Extract the listing in its entirety, keeping each line identical to the original.
::: STORED RECORDS
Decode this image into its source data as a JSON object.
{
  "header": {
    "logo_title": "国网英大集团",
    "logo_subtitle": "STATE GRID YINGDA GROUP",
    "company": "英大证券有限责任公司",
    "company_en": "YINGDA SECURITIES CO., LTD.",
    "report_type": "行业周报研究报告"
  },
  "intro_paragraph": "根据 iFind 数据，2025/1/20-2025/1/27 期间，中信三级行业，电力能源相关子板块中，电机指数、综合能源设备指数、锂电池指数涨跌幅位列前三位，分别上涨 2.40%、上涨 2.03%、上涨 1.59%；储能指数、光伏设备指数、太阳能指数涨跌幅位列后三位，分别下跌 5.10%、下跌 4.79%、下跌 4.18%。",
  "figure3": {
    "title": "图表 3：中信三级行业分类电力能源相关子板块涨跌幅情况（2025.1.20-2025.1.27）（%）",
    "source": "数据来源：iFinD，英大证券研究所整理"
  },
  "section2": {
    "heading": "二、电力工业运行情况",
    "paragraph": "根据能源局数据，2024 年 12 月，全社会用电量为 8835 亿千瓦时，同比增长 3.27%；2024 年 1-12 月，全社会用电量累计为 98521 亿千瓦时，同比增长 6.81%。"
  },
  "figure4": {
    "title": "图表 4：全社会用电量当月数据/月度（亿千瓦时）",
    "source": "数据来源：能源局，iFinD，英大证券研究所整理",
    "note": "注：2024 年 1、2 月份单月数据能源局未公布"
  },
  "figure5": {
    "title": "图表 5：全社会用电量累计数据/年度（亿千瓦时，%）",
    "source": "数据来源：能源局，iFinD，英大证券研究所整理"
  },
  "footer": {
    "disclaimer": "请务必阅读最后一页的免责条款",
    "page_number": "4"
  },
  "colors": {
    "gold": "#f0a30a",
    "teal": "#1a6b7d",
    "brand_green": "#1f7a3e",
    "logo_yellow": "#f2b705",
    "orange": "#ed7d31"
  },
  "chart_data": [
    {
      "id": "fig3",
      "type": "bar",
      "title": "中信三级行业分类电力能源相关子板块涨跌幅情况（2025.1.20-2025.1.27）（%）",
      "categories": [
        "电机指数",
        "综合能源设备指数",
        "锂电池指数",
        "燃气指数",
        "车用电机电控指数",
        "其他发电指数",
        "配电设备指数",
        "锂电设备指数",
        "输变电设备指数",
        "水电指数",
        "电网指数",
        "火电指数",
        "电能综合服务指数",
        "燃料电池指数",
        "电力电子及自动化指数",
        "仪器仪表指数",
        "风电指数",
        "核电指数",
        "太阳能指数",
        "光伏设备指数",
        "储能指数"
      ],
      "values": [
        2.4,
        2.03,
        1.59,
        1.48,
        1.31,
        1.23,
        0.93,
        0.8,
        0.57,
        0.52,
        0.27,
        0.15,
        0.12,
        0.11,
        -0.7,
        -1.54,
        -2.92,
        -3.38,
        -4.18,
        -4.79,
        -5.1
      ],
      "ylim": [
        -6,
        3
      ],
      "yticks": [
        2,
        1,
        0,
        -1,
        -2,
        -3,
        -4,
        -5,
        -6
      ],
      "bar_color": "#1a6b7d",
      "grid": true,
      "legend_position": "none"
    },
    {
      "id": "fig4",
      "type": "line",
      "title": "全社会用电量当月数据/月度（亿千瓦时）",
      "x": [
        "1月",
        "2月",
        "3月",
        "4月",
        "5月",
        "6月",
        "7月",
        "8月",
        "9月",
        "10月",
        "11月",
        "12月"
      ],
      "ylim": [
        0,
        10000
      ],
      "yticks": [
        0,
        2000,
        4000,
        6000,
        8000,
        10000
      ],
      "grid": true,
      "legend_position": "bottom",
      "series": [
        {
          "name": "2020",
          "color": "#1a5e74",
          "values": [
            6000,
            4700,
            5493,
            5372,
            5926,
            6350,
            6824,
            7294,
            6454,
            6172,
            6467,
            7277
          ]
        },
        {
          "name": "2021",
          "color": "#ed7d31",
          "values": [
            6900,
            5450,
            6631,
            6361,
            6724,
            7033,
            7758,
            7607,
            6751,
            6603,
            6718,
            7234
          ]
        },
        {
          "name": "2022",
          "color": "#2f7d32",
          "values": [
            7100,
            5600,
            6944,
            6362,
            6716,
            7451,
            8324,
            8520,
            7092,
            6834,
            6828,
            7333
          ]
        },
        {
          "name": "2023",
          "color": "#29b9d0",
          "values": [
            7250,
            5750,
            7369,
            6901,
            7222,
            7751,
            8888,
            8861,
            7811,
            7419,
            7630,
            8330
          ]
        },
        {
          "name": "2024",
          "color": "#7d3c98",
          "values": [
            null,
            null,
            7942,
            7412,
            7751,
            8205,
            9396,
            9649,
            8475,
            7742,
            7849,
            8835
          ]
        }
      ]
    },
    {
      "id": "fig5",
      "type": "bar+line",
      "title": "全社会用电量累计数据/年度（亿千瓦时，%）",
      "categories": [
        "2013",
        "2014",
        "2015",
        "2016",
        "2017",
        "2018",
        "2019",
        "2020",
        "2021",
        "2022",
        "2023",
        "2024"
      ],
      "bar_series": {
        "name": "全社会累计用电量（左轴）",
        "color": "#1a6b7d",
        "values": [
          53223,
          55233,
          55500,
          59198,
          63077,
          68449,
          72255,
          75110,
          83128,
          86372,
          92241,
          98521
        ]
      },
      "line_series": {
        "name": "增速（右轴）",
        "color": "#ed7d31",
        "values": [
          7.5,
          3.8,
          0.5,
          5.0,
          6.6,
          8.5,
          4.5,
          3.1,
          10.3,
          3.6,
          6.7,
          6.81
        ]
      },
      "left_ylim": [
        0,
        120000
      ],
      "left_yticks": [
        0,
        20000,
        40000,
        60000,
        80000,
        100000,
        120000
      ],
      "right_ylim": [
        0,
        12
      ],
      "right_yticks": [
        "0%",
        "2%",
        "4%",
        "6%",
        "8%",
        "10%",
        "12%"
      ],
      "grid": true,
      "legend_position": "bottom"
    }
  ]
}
::::::
WRITTEN RESPONSE =
Decode this image into its source data as a JSON object.
{
  "header": {
    "logo_title": "国网英大集团",
    "logo_subtitle": "STATE GRID YINGDA GROUP",
    "company": "英大证券有限责任公司",
    "company_en": "YINGDA SECURITIES CO., LTD.",
    "report_type": "行业周报研究报告"
  },
  "intro_paragraph": "根据 iFind 数据，2025/1/20-2025/1/27 期间，中信三级行业，电力能源相关子板块中，电机指数、综合能源设备指数、锂电池指数涨跌幅位列前三位，分别上涨 2.40%、上涨 2.03%、上涨 1.59%；储能指数、光伏设备指数、太阳能指数涨跌幅位列后三位，分别下跌 5.10%、下跌 4.79%、下跌 4.18%。",
  "figure3": {
    "title": "图表 3：中信三级行业分类电力能源相关子板块涨跌幅情况（2025.1.20-2025.1.27）（%）",
    "source": "数据来源：iFinD，英大证券研究所整理"
  },
  "section2": {
    "heading": "二、电力工业运行情况",
    "paragraph": "根据能源局数据，2024 年 12 月，全社会用电量为 8835 亿千瓦时，同比增长 3.27%；2024 年 1-12 月，全社会用电量累计为 98521 亿千瓦时，同比增长 6.81%。"
  },
  "figure4": {
    "title": "图表 4：全社会用电量当月数据/月度（亿千瓦时）",
    "source": "数据来源：能源局，iFinD，英大证券研究所整理",
    "note": "注：2024 年 1、2 月份单月数据能源局未公布"
  },
  "figure5": {
    "title": "图表 5：全社会用电量累计数据/年度（亿千瓦时，%）",
    "source": "数据来源：能源局，iFinD，英大证券研究所整理"
  },
  "footer": {
    "disclaimer": "请务必阅读最后一页的免责条款",
    "page_number": "4"
  },
  "colors": {
    "gold": "#f0a30a",
    "teal": "#1a6b7d",
    "brand_green": "#1f7a3e",
    "logo_yellow": "#f2b705",
    "orange": "#ed7d31"
  },
  "chart_data": [
    {
      "id": "fig3",
      "type": "bar",
      "title": "中信三级行业分类电力能源相关子板块涨跌幅情况（2025.1.20-2025.1.27）（%）",
      "categories": [
        "电机指数",
        "综合能源设备指数",
        "锂电池指数",
        "燃气指数",
        "车用电机电控指数",
        "其他发电指数",
        "配电设备指数",
        "锂电设备指数",
        "输变电设备指数",
        "水电指数",
        "电网指数",
        "火电指数",
        "电能综合服务指数",
        "燃料电池指数",
        "电力电子及自动化指数",
        "仪器仪表指数",
        "风电指数",
        "核电指数",
        "太阳能指数",
        "光伏设备指数",
        "储能指数"
      ],
      "values": [
        2.4,
        2.03,
        1.59,
        1.48,
        1.31,
        1.23,
        0.93,
        0.8,
        0.57,
        0.52,
        0.27,
        0.15,
        0.12,
        0.11,
        -0.7,
        -1.54,
        -2.92,
        -3.38,
        -4.18,
        -4.79,
        -5.1
      ],
      "ylim": [
        -6,
        3
      ],
      "yticks": [
        2,
        1,
        0,
        -1,
        -2,
        -3,
        -4,
        -5,
        -6
      ],
      "bar_color": "#1a6b7d",
      "grid": true,
      "legend_position": "none"
    },
    {
      "id": "fig4",
      "type": "line",
      "title": "全社会用电量当月数据/月度（亿千瓦时）",
      "x": [
        "1月",
        "2月",
        "3月",
        "4月",
        "5月",
        "6月",
        "7月",
        "8月",
        "9月",
        "10月",
        "11月",
        "12月"
      ],
      "ylim": [
        0,
        10000
      ],
      "yticks": [
        0,
        2000,
        4000,
        6000,
        8000,
        10000
      ],
      "grid": true,
      "legend_position": "bottom",
      "series": [
        {
          "name": "2020",
          "color": "#1a5e74",
          "values": [
            6000,
            4700,
            5493,
            5372,
            5926,
            6350,
            6824,
            7294,
            6454,
            6172,
            6467,
            7277
          ]
        },
        {
          "name": "2021",
          "color": "#ed7d31",
          "values": [
            6900,
            5450,
            6631,
            6361,
            6724,
            7033,
            7758,
            7607,
            6751,
            6603,
            6718,
            7234
          ]
        },
        {
          "name": "2022",
          "color": "#2f7d32",
          "values": [
            7100,
            5600,
            6944,
            6362,
            6716,
            7451,
            8324,
            8520,
            7092,
            6834,
            6828,
            7333
          ]
        },
        {
          "name": "2023",
          "color": "#29b9d0",
          "values": [
            7250,
            5750,
            7369,
            6901,
            7222,
            7751,
            8888,
            8861,
            7811,
            7419,
            7630,
            8330
          ]
        },
        {
          "name": "2024",
          "color": "#7d3c98",
          "values": [
            null,
            null,
            7942,
            7412,
            7751,
            8205,
            9396,
            9649,
            8475,
            7742,
            7849,
            8835
          ]
        }
      ]
    },
    {
      "id": "fig5",
      "type": "bar+line",
      "title": "全社会用电量累计数据/年度（亿千瓦时，%）",
      "categories": [
        "2013",
        "2014",
        "2015",
        "2016",
        "2017",
        "2018",
        "2019",
        "2020",
        "2021",
        "2022",
        "2023",
        "2024"
      ],
      "bar_series": {
        "name": "全社会累计用电量（左轴）",
        "color": "#1a6b7d",
        "values": [
          53223,
          55233,
          55500,
          59198,
          63077,
          68449,
          72255,
          75110,
          83128,
          86372,
          92241,
          98521
        ]
      },
      "line_series": {
        "name": "增速（右轴）",
        "color": "#ed7d31",
        "values": [
          7.5,
          3.8,
          0.5,
          5.0,
          6.6,
          8.5,
          4.5,
          3.1,
          10.3,
          3.6,
          6.7,
          6.81
        ]
      },
      "left_ylim": [
        0,
        120000
      ],
      "left_yticks": [
        0,
        20000,
        40000,
        60000,
        80000,
        100000,
        120000
      ],
      "right_ylim": [
        0,
        12
      ],
      "right_yticks": [
        "0%",
        "2%",
        "4%",
        "6%",
        "8%",
        "10%",
        "12%"
      ],
      "grid": true,
      "legend_position": "bottom"
    }
  ]
}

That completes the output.